_WORK TO COMPLETE:_
Copy out every line that contains the word "Fluoridated".

_INFORMATION SUPPLIED:_
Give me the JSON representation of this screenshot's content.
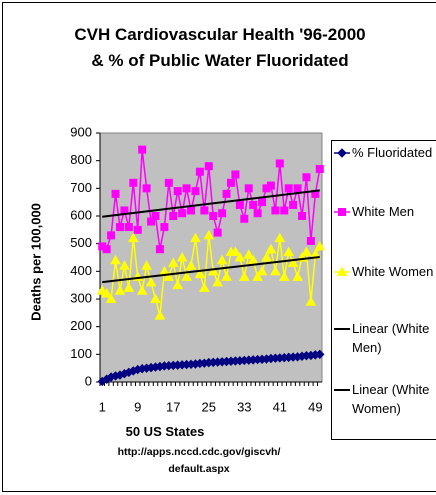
{
  "chart_data": {
    "type": "line",
    "title": "CVH Cardiovascular Health '96-2000 & % of Public Water Fluoridated",
    "x_label": "50 US States",
    "y_label": "Deaths per 100,000",
    "source": "http://apps.nccd.cdc.gov/giscvh/default.aspx",
    "categories": [
      1,
      null,
      null,
      null,
      null,
      null,
      null,
      null,
      9,
      null,
      null,
      null,
      null,
      null,
      null,
      null,
      17,
      null,
      null,
      null,
      null,
      null,
      null,
      null,
      25,
      null,
      null,
      null,
      null,
      null,
      null,
      null,
      33,
      null,
      null,
      null,
      null,
      null,
      null,
      null,
      41,
      null,
      null,
      null,
      null,
      null,
      null,
      null,
      49,
      null
    ],
    "ylim": [
      0,
      900
    ],
    "yticks": [
      0,
      100,
      200,
      300,
      400,
      500,
      600,
      700,
      800,
      900
    ],
    "grid": false,
    "plot_background": "#c0c0c0",
    "legend": "right",
    "series": [
      {
        "name": "% Fluoridated",
        "color": "#000080",
        "marker": "diamond",
        "values": [
          2,
          10,
          18,
          22,
          25,
          30,
          35,
          40,
          45,
          48,
          50,
          52,
          54,
          56,
          58,
          59,
          60,
          61,
          62,
          63,
          64,
          65,
          67,
          68,
          70,
          71,
          72,
          73,
          74,
          75,
          76,
          77,
          78,
          79,
          80,
          81,
          82,
          83,
          85,
          86,
          87,
          88,
          89,
          90,
          91,
          93,
          95,
          96,
          98,
          100
        ]
      },
      {
        "name": "White Men",
        "color": "#ff00ff",
        "marker": "square",
        "trendline": {
          "name": "Linear (White Men)",
          "color": "#000000"
        },
        "values": [
          490,
          480,
          530,
          680,
          560,
          620,
          560,
          720,
          550,
          840,
          700,
          580,
          600,
          480,
          560,
          720,
          600,
          690,
          610,
          700,
          620,
          690,
          760,
          620,
          780,
          600,
          540,
          610,
          680,
          720,
          750,
          640,
          590,
          700,
          640,
          610,
          650,
          700,
          710,
          620,
          790,
          620,
          700,
          640,
          700,
          600,
          740,
          510,
          680,
          770
        ]
      },
      {
        "name": "White Women",
        "color": "#ffff00",
        "marker": "triangle",
        "trendline": {
          "name": "Linear (White Women)",
          "color": "#000000"
        },
        "values": [
          330,
          320,
          300,
          440,
          330,
          420,
          340,
          520,
          380,
          330,
          420,
          360,
          300,
          240,
          400,
          380,
          430,
          350,
          450,
          380,
          420,
          520,
          390,
          340,
          530,
          400,
          360,
          440,
          380,
          470,
          470,
          450,
          380,
          460,
          440,
          380,
          400,
          450,
          480,
          400,
          520,
          380,
          470,
          430,
          380,
          450,
          470,
          290,
          460,
          490
        ]
      }
    ]
  }
}
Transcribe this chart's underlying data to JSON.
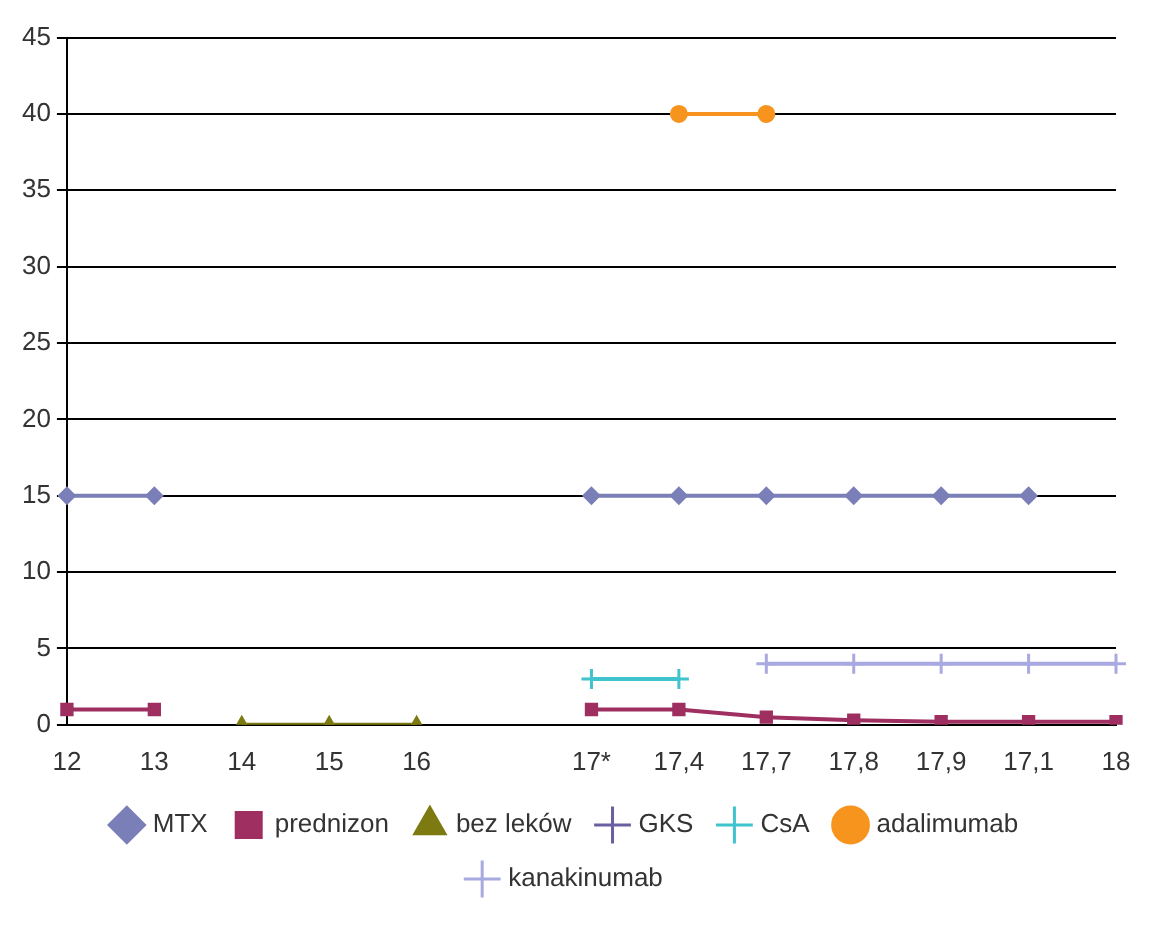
{
  "chart_data": {
    "type": "line",
    "categories": [
      "12",
      "13",
      "14",
      "15",
      "16",
      null,
      "17*",
      "17,4",
      "17,7",
      "17,8",
      "17,9",
      "17,1",
      "18"
    ],
    "series": [
      {
        "name": "MTX",
        "color": "#7b7fb8",
        "marker": "diamond",
        "values": [
          15,
          15,
          null,
          null,
          null,
          null,
          15,
          15,
          15,
          15,
          15,
          15,
          null
        ]
      },
      {
        "name": "prednizon",
        "color": "#9e2f60",
        "marker": "square",
        "values": [
          1,
          1,
          null,
          null,
          null,
          null,
          1,
          1,
          0.5,
          0.3,
          0.2,
          0.2,
          0.2
        ]
      },
      {
        "name": "bez leków",
        "color": "#7d7a12",
        "marker": "triangle",
        "values": [
          null,
          null,
          0,
          0,
          0,
          null,
          null,
          null,
          null,
          null,
          null,
          null,
          null
        ]
      },
      {
        "name": "GKS",
        "color": "#6a5fa0",
        "marker": "cross",
        "values": [
          null,
          null,
          null,
          null,
          null,
          null,
          null,
          null,
          null,
          null,
          null,
          null,
          null
        ]
      },
      {
        "name": "CsA",
        "color": "#3fc3cc",
        "marker": "cross",
        "values": [
          null,
          null,
          null,
          null,
          null,
          null,
          3,
          3,
          null,
          null,
          null,
          null,
          null
        ]
      },
      {
        "name": "adalimumab",
        "color": "#f7941d",
        "marker": "circle",
        "values": [
          null,
          null,
          null,
          null,
          null,
          null,
          null,
          40,
          40,
          null,
          null,
          null,
          null
        ]
      },
      {
        "name": "kanakinumab",
        "color": "#a8a9e0",
        "marker": "cross",
        "values": [
          null,
          null,
          null,
          null,
          null,
          null,
          null,
          null,
          4,
          4,
          4,
          4,
          4
        ]
      }
    ],
    "ylim": [
      0,
      45
    ],
    "yticks": [
      0,
      5,
      10,
      15,
      20,
      25,
      30,
      35,
      40,
      45
    ],
    "grid": "y",
    "legend": "bottom"
  }
}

_RESULT OF THIS EXERCISE:_
    "title": "CVH Cardiovascular Health '96-2000 & % of Public Water Fluoridated",
        "name": "% Fluoridated",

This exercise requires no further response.